§ Written exercise
Report each line of the listing below that contains the string "arrowhead", copying the whole line. Case counts.

§ The data

........

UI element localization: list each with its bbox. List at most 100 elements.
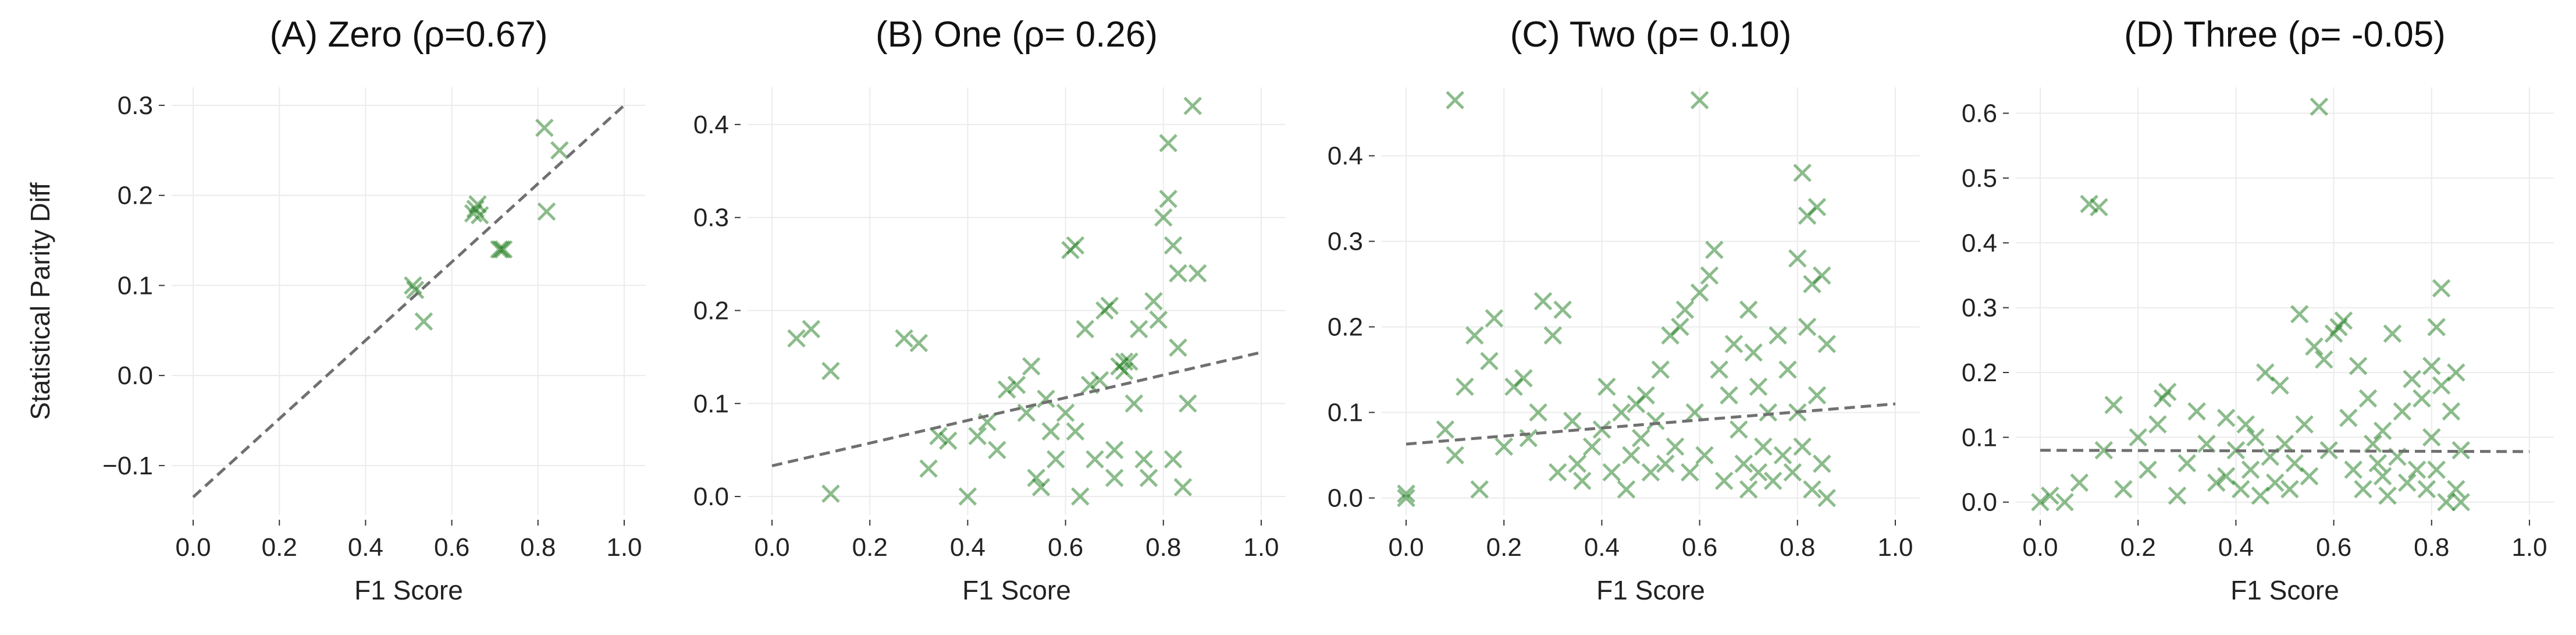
scatter-point	[468, 195, 487, 214]
x-axis-label: F1 Score	[2230, 575, 2339, 605]
y-tick-label: 0.4	[1328, 142, 1363, 171]
scatter-point	[1041, 422, 1061, 441]
scatter-point	[1485, 309, 1504, 328]
scatter-point	[2310, 97, 2329, 116]
scatter-point	[1173, 478, 1193, 496]
scatter-point	[2305, 337, 2324, 356]
scatter-point	[1685, 403, 1704, 422]
scatter-point	[1808, 198, 1827, 217]
x-tick-label: 0.6	[2316, 533, 2351, 562]
scatter-point	[1017, 403, 1036, 423]
scatter-point	[2080, 194, 2098, 214]
scatter-point	[535, 118, 554, 137]
scatter-point	[1397, 488, 1415, 508]
y-tick-label: 0.3	[1328, 228, 1363, 256]
scatter-point	[1612, 403, 1631, 422]
scatter-point	[2319, 441, 2338, 460]
scatter-point	[2256, 363, 2275, 382]
scatter-point	[2315, 350, 2333, 369]
y-tick-label: 0.3	[693, 204, 729, 232]
x-tick-label: 0.2	[262, 533, 297, 562]
scatter-point	[2148, 415, 2167, 434]
scatter-point	[1754, 437, 1773, 456]
scatter-point	[1183, 97, 1202, 115]
x-tick-label: 0.4	[950, 533, 985, 562]
scatter-point	[1139, 469, 1158, 487]
scatter-point	[2432, 279, 2451, 297]
y-tick-label: 0.6	[1962, 100, 1997, 128]
x-tick-label: 0.0	[2022, 533, 2058, 562]
scatter-point	[1533, 292, 1553, 311]
scatter-point	[1543, 326, 1563, 345]
scatter-point	[1037, 389, 1055, 409]
scatter-point	[1446, 446, 1464, 464]
scatter-point	[2246, 428, 2265, 447]
scatter-point	[1597, 377, 1616, 396]
scatter-point	[2344, 460, 2362, 479]
x-tick-label: 0.6	[1682, 533, 1717, 562]
x-tick-label: 0.2	[852, 533, 888, 562]
scatter-point	[1179, 394, 1197, 413]
scatter-point	[1724, 335, 1744, 353]
scatter-point	[1803, 480, 1821, 499]
scatter-point	[802, 320, 821, 339]
scatter-point	[2285, 454, 2304, 473]
scatter-point	[2339, 409, 2358, 427]
panel-title: (B) One (ρ= 0.26)	[876, 15, 1158, 55]
scatter-point	[895, 329, 913, 348]
scatter-point	[2104, 395, 2123, 414]
scatter-point	[909, 334, 928, 353]
scatter-point	[405, 281, 425, 299]
scatter-point	[2275, 434, 2294, 453]
scatter-point	[1813, 266, 1831, 285]
x-tick-label: 0.0	[754, 533, 789, 562]
scatter-point	[2216, 409, 2236, 427]
scatter-point	[1066, 422, 1085, 441]
scatter-point	[988, 441, 1006, 459]
scatter-point	[1105, 469, 1124, 487]
scatter-point	[821, 484, 840, 503]
panel-title: (D) Three (ρ= -0.05)	[2124, 15, 2446, 55]
scatter-point	[2403, 370, 2421, 388]
x-tick-label: 1.0	[1243, 533, 1279, 562]
scatter-point	[1749, 377, 1768, 396]
scatter-point	[2427, 460, 2446, 479]
scatter-point	[1519, 428, 1538, 448]
scatter-point	[1120, 352, 1138, 371]
scatter-point	[1631, 428, 1650, 448]
scatter-point	[1622, 446, 1641, 464]
scatter-point	[919, 459, 938, 478]
scatter-point	[1066, 236, 1085, 255]
scatter-point	[1763, 471, 1782, 490]
scatter-point	[2290, 305, 2309, 324]
scatter-point	[1690, 283, 1709, 302]
y-tick-label: 0.2	[1962, 359, 1997, 387]
scatter-point	[1813, 455, 1831, 473]
y-tick-label: 0.0	[1328, 484, 1363, 513]
scatter-point	[2397, 473, 2417, 492]
scatter-point	[2114, 480, 2133, 499]
scatter-point	[550, 141, 569, 160]
scatter-point	[1749, 463, 1768, 482]
scatter-point	[1105, 441, 1124, 459]
scatter-point	[1188, 264, 1207, 283]
scatter-point	[2407, 460, 2426, 479]
panel-title: (A) Zero (ρ=0.67)	[269, 15, 547, 55]
scatter-point	[1470, 480, 1489, 499]
scatter-point	[2354, 480, 2372, 499]
scatter-point	[2216, 467, 2236, 485]
scatter-point	[2383, 324, 2402, 343]
scatter-point	[787, 329, 806, 348]
scatter-point	[537, 202, 556, 221]
scatter-point	[939, 431, 958, 450]
scatter-point	[2232, 480, 2250, 499]
y-tick-label: 0.1	[693, 389, 729, 418]
scatter-point	[1666, 437, 1685, 456]
scatter-point	[404, 276, 422, 295]
scatter-point	[1656, 455, 1675, 473]
x-tick-label: 0.2	[1486, 533, 1522, 562]
x-tick-label: 0.6	[1048, 533, 1083, 562]
scatter-point	[1090, 371, 1109, 390]
scatter-point	[1154, 208, 1173, 227]
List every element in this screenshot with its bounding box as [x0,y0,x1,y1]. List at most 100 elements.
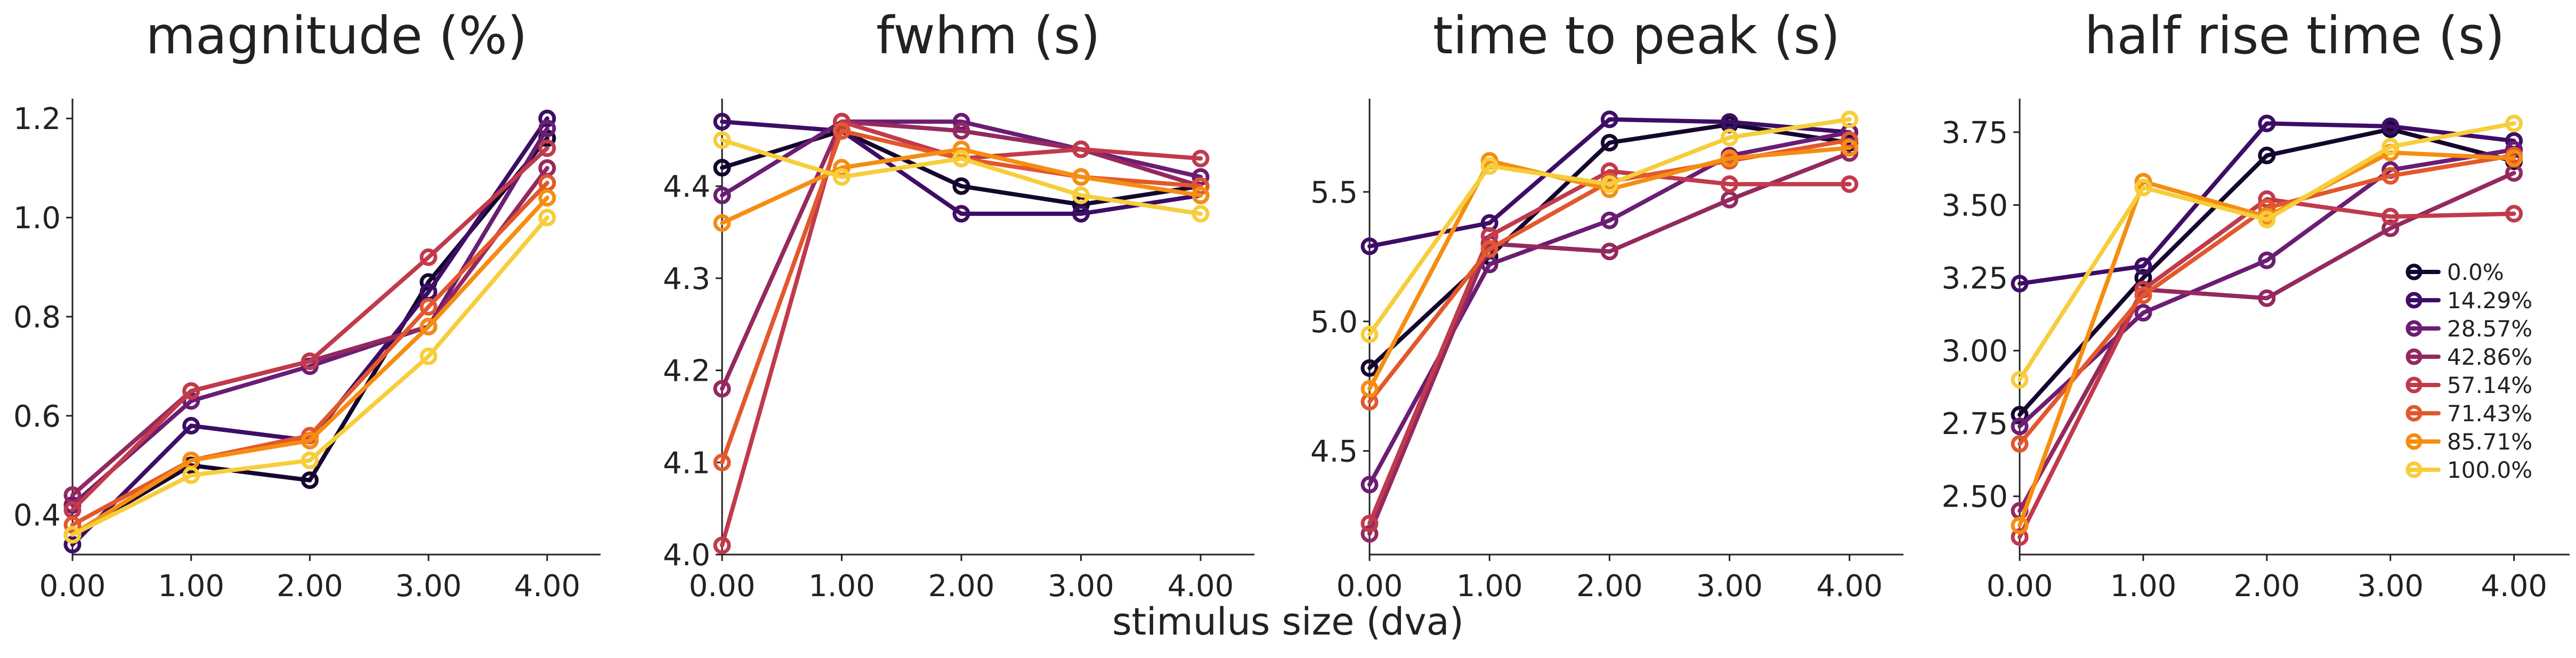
y-tick-label: 5.0 [1310,305,1358,340]
data-point [2258,289,2276,307]
data-point [1480,240,1498,258]
data-point [538,119,556,138]
data-point [713,131,731,149]
legend-label: 71.43% [2447,400,2532,427]
data-point [1600,211,1618,229]
x-tick-label: 4.00 [514,569,580,604]
data-point [2134,286,2152,304]
x-tick-label: 3.00 [1696,569,1763,604]
panel-title: time to peak (s) [1433,6,1840,66]
data-point [1192,149,1210,167]
series-line-28.57% [2018,147,2516,429]
legend-swatch-marker [2405,461,2423,478]
series-line-28.57% [720,119,1203,198]
data-point [538,109,556,127]
y-tick-label: 2.75 [1941,407,2008,442]
data-point [2011,406,2029,424]
series-line-42.86% [720,119,1203,391]
chart-panel-1: magnitude (%) 0.00 1.00 2.00 3.00 4.00 0.4 0.6 0… [13,6,601,604]
data-point [2381,167,2400,185]
data-point [1480,157,1498,175]
data-point [182,466,200,484]
y-tick-label: 4.4 [663,170,710,204]
data-point [1360,359,1379,377]
data-point [1072,205,1090,223]
figure-xlabel: stimulus size (dva) [1112,600,1464,644]
legend-label: 57.14% [2447,372,2532,398]
data-point [2381,219,2400,237]
data-point [63,516,82,534]
data-point [2381,117,2400,135]
x-tick-label: 2.00 [2233,569,2300,604]
data-point [1600,134,1618,152]
data-point [1721,175,1739,193]
data-point [1192,168,1210,186]
y-tick-label: 2.50 [1941,480,2008,515]
data-point [1360,325,1379,343]
data-point [419,298,438,316]
series-line-0.0% [720,129,1203,207]
data-point [2011,435,2029,453]
data-point [2381,138,2400,156]
legend-label: 42.86% [2447,344,2532,370]
panel-title: magnitude (%) [146,6,528,66]
data-point [2258,147,2276,165]
legend: 0.0%14.29%28.57%42.86%57.14%71.43%85.71%… [2405,259,2532,483]
y-tick-label: 4.1 [663,446,710,480]
data-point [182,416,200,435]
x-tick-label: 0.00 [689,569,756,604]
y-tick-label: 3.00 [1941,334,2008,369]
x-tick-label: 3.00 [395,569,462,604]
y-tick-label: 0.8 [13,300,61,335]
series-line-85.71% [2018,150,2516,528]
data-point [952,122,970,140]
data-point [538,189,556,207]
data-point [1360,525,1379,543]
series-line-100.0% [70,215,549,537]
legend-label: 100.0% [2447,457,2532,483]
legend-label: 85.71% [2447,429,2532,455]
series-line-42.86% [1367,151,1852,536]
series-line-100.0% [2018,121,2516,382]
y-tick-label: 3.25 [1941,261,2008,296]
y-tick-label: 4.0 [663,538,710,573]
data-point [1841,175,1859,193]
data-point [2011,528,2029,546]
data-point [2505,205,2523,223]
data-point [1360,515,1379,533]
data-point [713,159,731,177]
data-point [301,431,319,450]
x-tick-label: 2.00 [928,569,995,604]
data-point [2258,251,2276,269]
series-line-57.14% [70,146,549,512]
data-point [1600,175,1618,193]
data-point [1192,186,1210,204]
data-point [1192,177,1210,195]
legend-swatch-marker [2405,292,2423,309]
y-tick-label: 1.0 [13,201,61,236]
data-point [1360,237,1379,255]
x-tick-label: 4.00 [1168,569,1234,604]
legend-swatch-marker [2405,376,2423,394]
data-point [301,352,319,371]
panel-title: half rise time (s) [2085,6,2505,66]
data-point [1721,149,1739,167]
data-point [1072,140,1090,158]
chart-panel-3: time to peak (s) 0.00 1.00 2.00 3.00 4.00 4.5 5… [1310,6,1903,604]
data-point [2011,371,2029,389]
series-line-100.0% [1367,117,1852,337]
chart-panel-2: fwhm (s) 0.00 1.00 2.00 3.00 4.00 4.0 4.1 4.2 4.3… [663,6,1254,604]
y-tick-label: 3.50 [1941,188,2008,223]
data-point [713,113,731,131]
series-line-42.86% [2018,171,2516,513]
data-point [419,318,438,335]
x-tick-label: 2.00 [277,569,343,604]
y-tick-label: 3.75 [1941,116,2008,150]
data-point [2381,207,2400,226]
x-tick-label: 4.00 [1816,569,1883,604]
data-point [2011,275,2029,293]
data-point [1072,168,1090,186]
data-point [1360,476,1379,494]
x-tick-label: 1.00 [1456,569,1523,604]
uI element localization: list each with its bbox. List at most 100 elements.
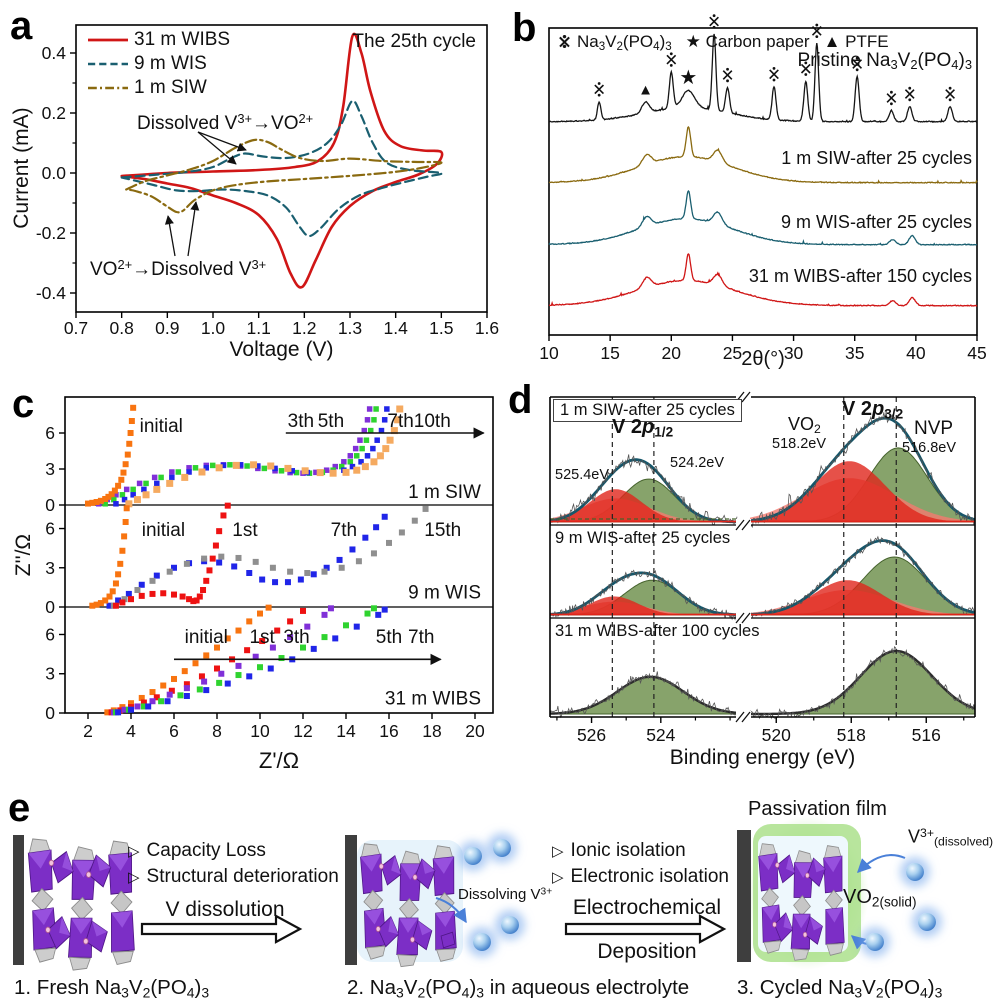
cv-chart: 0.7 0.8 0.9 1.0 1.1 1.2 1.3 1.4 1.5 1.6 -0.4 -0.2 0.… (36, 24, 499, 338)
data-point (127, 430, 134, 436)
tick-label: 1.0 (201, 318, 226, 338)
data-point (181, 473, 189, 481)
data-point (378, 427, 385, 434)
xps-subpanel (549, 645, 976, 720)
arrowhead-bullet-icon: ▷ (128, 868, 140, 886)
data-point (332, 635, 339, 642)
tick-label: initial (140, 416, 183, 437)
xps-envelope (749, 539, 976, 616)
annotation-arrow (197, 131, 237, 165)
trace-label-siw: 1 m SIW-after 25 cycles (781, 148, 972, 168)
data-point (196, 686, 203, 693)
reference-mark-icon (594, 82, 605, 97)
data-point (257, 664, 263, 671)
v-ion-sphere (473, 933, 491, 951)
panel-letter-a: a (10, 4, 33, 48)
data-point (168, 687, 175, 694)
arrowhead-bullet-icon: ▷ (552, 843, 564, 860)
tick-label: 10 (250, 721, 270, 741)
data-point (396, 405, 404, 413)
data-point (89, 602, 96, 609)
data-point (192, 660, 199, 667)
bullet-capacity-loss: ▷ Capacity Loss (128, 840, 266, 861)
data-point (138, 581, 145, 588)
data-point (175, 469, 182, 475)
data-point (224, 680, 231, 687)
data-point (158, 474, 164, 481)
process-arrow-deposition (564, 914, 727, 944)
cv-curve (120, 99, 443, 238)
data-point (121, 533, 128, 540)
data-point (373, 524, 380, 531)
data-point (166, 479, 174, 487)
data-point (158, 698, 165, 705)
data-point (102, 496, 109, 502)
data-point (267, 665, 274, 672)
data-point (381, 513, 388, 520)
eis-subpanel-9-m-WIS (89, 502, 429, 609)
data-point (422, 505, 429, 512)
data-point (355, 558, 362, 565)
crystal-fragment (440, 931, 456, 949)
v-ion-sphere (501, 916, 519, 934)
data-point (224, 502, 231, 509)
subpanel-title-siw: 1 m SIW-after 25 cycles (553, 399, 742, 422)
tick-label: 0.8 (110, 318, 134, 338)
tick-label: 520 (762, 725, 791, 745)
data-point (212, 542, 219, 549)
data-point (367, 427, 374, 434)
tick-label: 3th (283, 627, 309, 648)
data-point (203, 577, 210, 584)
data-point (121, 596, 128, 603)
data-point (224, 635, 231, 642)
tick-label: 0 (45, 597, 55, 617)
electrode (737, 830, 751, 962)
data-point (164, 698, 171, 705)
data-point (269, 644, 276, 651)
reference-mark-icon (800, 61, 811, 76)
tick-label: 3 (45, 664, 55, 684)
data-point (123, 505, 130, 512)
tick-label: 5th (318, 411, 344, 432)
data-point (272, 465, 278, 472)
tick-label: 5th (376, 627, 402, 648)
x-axis-label: Voltage (V) (229, 338, 334, 361)
data-point (138, 592, 145, 599)
legend-item-wis: 9 m WIS (134, 53, 207, 74)
data-point (166, 568, 173, 575)
data-point (235, 627, 242, 634)
data-point (384, 406, 390, 412)
xrd-legend: Na3V2(PO4)3 ★ Carbon paper ▲ PTFE (558, 32, 889, 54)
reference-mark-icon (945, 86, 955, 102)
peak-ev-5242: 524.2eV (670, 455, 725, 471)
data-point (300, 607, 306, 614)
data-point (343, 622, 349, 629)
data-point (171, 564, 177, 571)
tick-label: 35 (845, 343, 864, 363)
data-point (196, 593, 203, 600)
data-point (297, 576, 304, 583)
data-point (166, 691, 173, 698)
panel-letter-e: e (8, 786, 31, 830)
data-point (169, 474, 175, 481)
data-point (304, 570, 311, 576)
tick-label: 1.2 (292, 318, 316, 338)
tick-label: -0.4 (36, 283, 66, 303)
annotation-arrow (187, 201, 200, 257)
data-point (97, 600, 104, 607)
arrow1-label: V dissolution (165, 898, 285, 921)
panel-eis: 2 4 6 8 10 12 14 16 18 20 0 3 6 initial 3th 5th 7th10th 1… (0, 370, 500, 790)
xps-component (750, 461, 975, 522)
caption-aqueous: 2. Na3V2(PO4)3 in aqueous electrolyte (347, 976, 690, 1001)
data-point (349, 463, 356, 470)
data-point (186, 465, 192, 471)
data-point (313, 469, 319, 476)
data-point (329, 469, 337, 477)
data-point (215, 464, 223, 472)
data-point (125, 500, 133, 508)
data-point (93, 499, 100, 505)
data-point (171, 675, 177, 682)
data-point (227, 462, 233, 468)
data-point (321, 568, 328, 575)
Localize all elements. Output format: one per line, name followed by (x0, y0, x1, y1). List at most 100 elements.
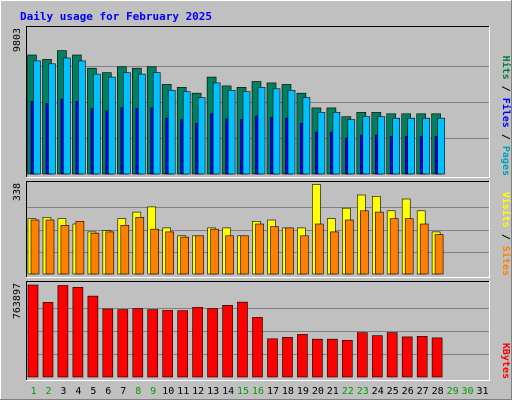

........

§ Response to the task
arrowhead-bullet-icon: ▷ (128, 868, 140, 886)
arrowhead-bullet-icon: ▷ (552, 843, 564, 860)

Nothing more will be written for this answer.